THE EXERCISE
All of the material below is to be returned exactly.

===== RAW RECORDS =====

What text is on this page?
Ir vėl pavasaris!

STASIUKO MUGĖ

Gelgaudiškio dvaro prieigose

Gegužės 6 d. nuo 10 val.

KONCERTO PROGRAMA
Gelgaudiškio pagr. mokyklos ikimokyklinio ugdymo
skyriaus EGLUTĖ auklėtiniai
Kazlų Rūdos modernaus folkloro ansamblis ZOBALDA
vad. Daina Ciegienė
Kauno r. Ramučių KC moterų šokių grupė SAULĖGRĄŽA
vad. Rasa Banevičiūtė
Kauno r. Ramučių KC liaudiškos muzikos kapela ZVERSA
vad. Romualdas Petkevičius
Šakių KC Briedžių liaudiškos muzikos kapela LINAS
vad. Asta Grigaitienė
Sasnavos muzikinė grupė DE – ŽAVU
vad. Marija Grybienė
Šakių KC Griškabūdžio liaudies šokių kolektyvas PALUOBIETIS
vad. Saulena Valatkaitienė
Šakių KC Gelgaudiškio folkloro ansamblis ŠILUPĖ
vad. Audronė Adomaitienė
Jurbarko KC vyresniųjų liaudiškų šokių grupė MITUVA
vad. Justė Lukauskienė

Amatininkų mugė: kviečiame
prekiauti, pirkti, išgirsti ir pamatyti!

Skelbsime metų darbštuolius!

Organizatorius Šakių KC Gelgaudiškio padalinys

=====

OUTPUT FOR THIS EXERCISE
What text is on this page?
Ir vėl pavasaris!

STASIUKO MUGĖ

Gelgaudiškio dvaro prieigose

Gegužės 6 d. nuo 10 val.

KONCERTO PROGRAMA
Gelgaudiškio pagr. mokyklos ikimokyklinio ugdymo
skyriaus EGLUTĖ auklėtiniai
Kazlų Rūdos modernaus folkloro ansamblis ZOBALDA
vad. Daina Ciegienė
Kauno r. Ramučių KC moterų šokių grupė SAULĖGRĄŽA
vad. Rasa Banevičiūtė
Kauno r. Ramučių KC liaudiškos muzikos kapela ZVERSA
vad. Romualdas Petkevičius
Šakių KC Briedžių liaudiškos muzikos kapela LINAS
vad. Asta Grigaitienė
Sasnavos muzikinė grupė DE – ŽAVU
vad. Marija Grybienė
Šakių KC Griškabūdžio liaudies šokių kolektyvas PALUOBIETIS
vad. Saulena Valatkaitienė
Šakių KC Gelgaudiškio folkloro ansamblis ŠILUPĖ
vad. Audronė Adomaitienė
Jurbarko KC vyresniųjų liaudiškų šokių grupė MITUVA
vad. Justė Lukauskienė

Amatininkų mugė: kviečiame
prekiauti, pirkti, išgirsti ir pamatyti!

Skelbsime metų darbštuolius!

Organizatorius Šakių KC Gelgaudiškio padalinys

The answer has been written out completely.